begin INPUT ROWS

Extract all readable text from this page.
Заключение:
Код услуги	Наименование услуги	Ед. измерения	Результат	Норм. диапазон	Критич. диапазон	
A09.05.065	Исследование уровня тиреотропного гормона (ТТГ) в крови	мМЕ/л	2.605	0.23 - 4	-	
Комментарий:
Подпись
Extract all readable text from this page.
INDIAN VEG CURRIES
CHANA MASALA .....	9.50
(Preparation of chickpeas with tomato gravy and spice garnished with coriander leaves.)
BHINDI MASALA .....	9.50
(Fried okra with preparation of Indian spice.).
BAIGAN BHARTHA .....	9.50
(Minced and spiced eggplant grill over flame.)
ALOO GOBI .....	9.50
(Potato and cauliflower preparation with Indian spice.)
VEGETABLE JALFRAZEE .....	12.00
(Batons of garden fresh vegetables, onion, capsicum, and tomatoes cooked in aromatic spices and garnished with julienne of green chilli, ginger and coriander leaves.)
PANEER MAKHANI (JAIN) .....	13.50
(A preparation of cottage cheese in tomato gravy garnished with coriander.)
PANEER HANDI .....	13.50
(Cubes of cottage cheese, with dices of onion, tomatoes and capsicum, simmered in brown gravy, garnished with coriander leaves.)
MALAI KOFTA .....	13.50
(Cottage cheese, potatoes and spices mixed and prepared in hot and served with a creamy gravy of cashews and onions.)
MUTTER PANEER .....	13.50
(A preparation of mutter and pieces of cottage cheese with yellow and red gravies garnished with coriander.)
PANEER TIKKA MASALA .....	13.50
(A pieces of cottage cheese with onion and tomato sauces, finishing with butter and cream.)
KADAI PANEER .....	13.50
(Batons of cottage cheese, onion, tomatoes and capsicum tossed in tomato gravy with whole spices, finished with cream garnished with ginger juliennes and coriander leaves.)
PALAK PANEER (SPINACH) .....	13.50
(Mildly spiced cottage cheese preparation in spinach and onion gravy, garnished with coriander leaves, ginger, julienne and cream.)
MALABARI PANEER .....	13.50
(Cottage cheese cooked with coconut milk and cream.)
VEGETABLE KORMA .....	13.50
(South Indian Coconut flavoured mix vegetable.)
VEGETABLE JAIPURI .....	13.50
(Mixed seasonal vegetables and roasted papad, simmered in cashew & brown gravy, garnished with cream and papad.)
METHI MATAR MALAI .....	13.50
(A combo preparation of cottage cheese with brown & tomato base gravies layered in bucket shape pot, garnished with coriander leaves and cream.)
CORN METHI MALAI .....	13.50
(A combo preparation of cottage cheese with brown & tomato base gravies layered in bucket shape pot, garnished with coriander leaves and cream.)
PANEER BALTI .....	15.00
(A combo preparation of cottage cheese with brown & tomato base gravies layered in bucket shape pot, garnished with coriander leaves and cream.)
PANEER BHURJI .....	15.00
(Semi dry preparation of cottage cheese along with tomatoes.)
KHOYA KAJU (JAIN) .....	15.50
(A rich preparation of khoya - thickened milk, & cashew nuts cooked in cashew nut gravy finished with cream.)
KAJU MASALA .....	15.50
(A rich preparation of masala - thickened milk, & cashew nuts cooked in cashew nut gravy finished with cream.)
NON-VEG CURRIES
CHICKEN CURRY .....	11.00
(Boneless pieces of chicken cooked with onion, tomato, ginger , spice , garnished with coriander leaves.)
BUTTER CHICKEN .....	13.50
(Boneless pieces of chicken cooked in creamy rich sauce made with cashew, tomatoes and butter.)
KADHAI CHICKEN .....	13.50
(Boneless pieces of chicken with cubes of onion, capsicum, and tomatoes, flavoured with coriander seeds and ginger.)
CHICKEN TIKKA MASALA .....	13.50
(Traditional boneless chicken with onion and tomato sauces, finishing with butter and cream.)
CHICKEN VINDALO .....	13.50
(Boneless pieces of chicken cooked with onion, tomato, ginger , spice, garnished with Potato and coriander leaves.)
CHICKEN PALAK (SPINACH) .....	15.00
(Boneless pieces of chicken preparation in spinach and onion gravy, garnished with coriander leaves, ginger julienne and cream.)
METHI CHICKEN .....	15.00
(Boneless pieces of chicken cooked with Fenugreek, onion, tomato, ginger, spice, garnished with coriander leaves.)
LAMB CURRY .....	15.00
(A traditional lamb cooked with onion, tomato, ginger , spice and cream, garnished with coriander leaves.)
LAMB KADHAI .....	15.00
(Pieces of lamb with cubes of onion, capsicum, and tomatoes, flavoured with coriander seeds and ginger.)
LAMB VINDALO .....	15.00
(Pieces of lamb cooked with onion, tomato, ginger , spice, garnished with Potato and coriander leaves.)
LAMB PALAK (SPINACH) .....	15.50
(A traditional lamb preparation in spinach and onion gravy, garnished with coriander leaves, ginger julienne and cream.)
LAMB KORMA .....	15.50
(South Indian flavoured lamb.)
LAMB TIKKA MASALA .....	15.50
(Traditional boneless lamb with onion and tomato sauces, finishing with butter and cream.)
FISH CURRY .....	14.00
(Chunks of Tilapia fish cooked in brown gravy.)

end INPUT ROWS

* _STATED EXERCISE_: Go through the entries and repeat each one exactly.

* _ANSWER TO THE EXERCISE_:
Extract all readable text from this page.
Заключение:
Код услуги	Наименование услуги	Ед. измерения	Результат	Норм. диапазон	Критич. диапазон	
A09.05.065	Исследование уровня тиреотропного гормона (ТТГ) в крови	мМЕ/л	2.605	0.23 - 4	-	
Комментарий:
Подпись
Extract all readable text from this page.
INDIAN VEG CURRIES
CHANA MASALA .....	9.50
(Preparation of chickpeas with tomato gravy and spice garnished with coriander leaves.)
BHINDI MASALA .....	9.50
(Fried okra with preparation of Indian spice.).
BAIGAN BHARTHA .....	9.50
(Minced and spiced eggplant grill over flame.)
ALOO GOBI .....	9.50
(Potato and cauliflower preparation with Indian spice.)
VEGETABLE JALFRAZEE .....	12.00
(Batons of garden fresh vegetables, onion, capsicum, and tomatoes cooked in aromatic spices and garnished with julienne of green chilli, ginger and coriander leaves.)
PANEER MAKHANI (JAIN) .....	13.50
(A preparation of cottage cheese in tomato gravy garnished with coriander.)
PANEER HANDI .....	13.50
(Cubes of cottage cheese, with dices of onion, tomatoes and capsicum, simmered in brown gravy, garnished with coriander leaves.)
MALAI KOFTA .....	13.50
(Cottage cheese, potatoes and spices mixed and prepared in hot and served with a creamy gravy of cashews and onions.)
MUTTER PANEER .....	13.50
(A preparation of mutter and pieces of cottage cheese with yellow and red gravies garnished with coriander.)
PANEER TIKKA MASALA .....	13.50
(A pieces of cottage cheese with onion and tomato sauces, finishing with butter and cream.)
KADAI PANEER .....	13.50
(Batons of cottage cheese, onion, tomatoes and capsicum tossed in tomato gravy with whole spices, finished with cream garnished with ginger juliennes and coriander leaves.)
PALAK PANEER (SPINACH) .....	13.50
(Mildly spiced cottage cheese preparation in spinach and onion gravy, garnished with coriander leaves, ginger, julienne and cream.)
MALABARI PANEER .....	13.50
(Cottage cheese cooked with coconut milk and cream.)
VEGETABLE KORMA .....	13.50
(South Indian Coconut flavoured mix vegetable.)
VEGETABLE JAIPURI .....	13.50
(Mixed seasonal vegetables and roasted papad, simmered in cashew & brown gravy, garnished with cream and papad.)
METHI MATAR MALAI .....	13.50
(A combo preparation of cottage cheese with brown & tomato base gravies layered in bucket shape pot, garnished with coriander leaves and cream.)
CORN METHI MALAI .....	13.50
(A combo preparation of cottage cheese with brown & tomato base gravies layered in bucket shape pot, garnished with coriander leaves and cream.)
PANEER BALTI .....	15.00
(A combo preparation of cottage cheese with brown & tomato base gravies layered in bucket shape pot, garnished with coriander leaves and cream.)
PANEER BHURJI .....	15.00
(Semi dry preparation of cottage cheese along with tomatoes.)
KHOYA KAJU (JAIN) .....	15.50
(A rich preparation of khoya - thickened milk, & cashew nuts cooked in cashew nut gravy finished with cream.)
KAJU MASALA .....	15.50
(A rich preparation of masala - thickened milk, & cashew nuts cooked in cashew nut gravy finished with cream.)
NON-VEG CURRIES
CHICKEN CURRY .....	11.00
(Boneless pieces of chicken cooked with onion, tomato, ginger , spice , garnished with coriander leaves.)
BUTTER CHICKEN .....	13.50
(Boneless pieces of chicken cooked in creamy rich sauce made with cashew, tomatoes and butter.)
KADHAI CHICKEN .....	13.50
(Boneless pieces of chicken with cubes of onion, capsicum, and tomatoes, flavoured with coriander seeds and ginger.)
CHICKEN TIKKA MASALA .....	13.50
(Traditional boneless chicken with onion and tomato sauces, finishing with butter and cream.)
CHICKEN VINDALO .....	13.50
(Boneless pieces of chicken cooked with onion, tomato, ginger , spice, garnished with Potato and coriander leaves.)
CHICKEN PALAK (SPINACH) .....	15.00
(Boneless pieces of chicken preparation in spinach and onion gravy, garnished with coriander leaves, ginger julienne and cream.)
METHI CHICKEN .....	15.00
(Boneless pieces of chicken cooked with Fenugreek, onion, tomato, ginger, spice, garnished with coriander leaves.)
LAMB CURRY .....	15.00
(A traditional lamb cooked with onion, tomato, ginger , spice and cream, garnished with coriander leaves.)
LAMB KADHAI .....	15.00
(Pieces of lamb with cubes of onion, capsicum, and tomatoes, flavoured with coriander seeds and ginger.)
LAMB VINDALO .....	15.00
(Pieces of lamb cooked with onion, tomato, ginger , spice, garnished with Potato and coriander leaves.)
LAMB PALAK (SPINACH) .....	15.50
(A traditional lamb preparation in spinach and onion gravy, garnished with coriander leaves, ginger julienne and cream.)
LAMB KORMA .....	15.50
(South Indian flavoured lamb.)
LAMB TIKKA MASALA .....	15.50
(Traditional boneless lamb with onion and tomato sauces, finishing with butter and cream.)
FISH CURRY .....	14.00
(Chunks of Tilapia fish cooked in brown gravy.)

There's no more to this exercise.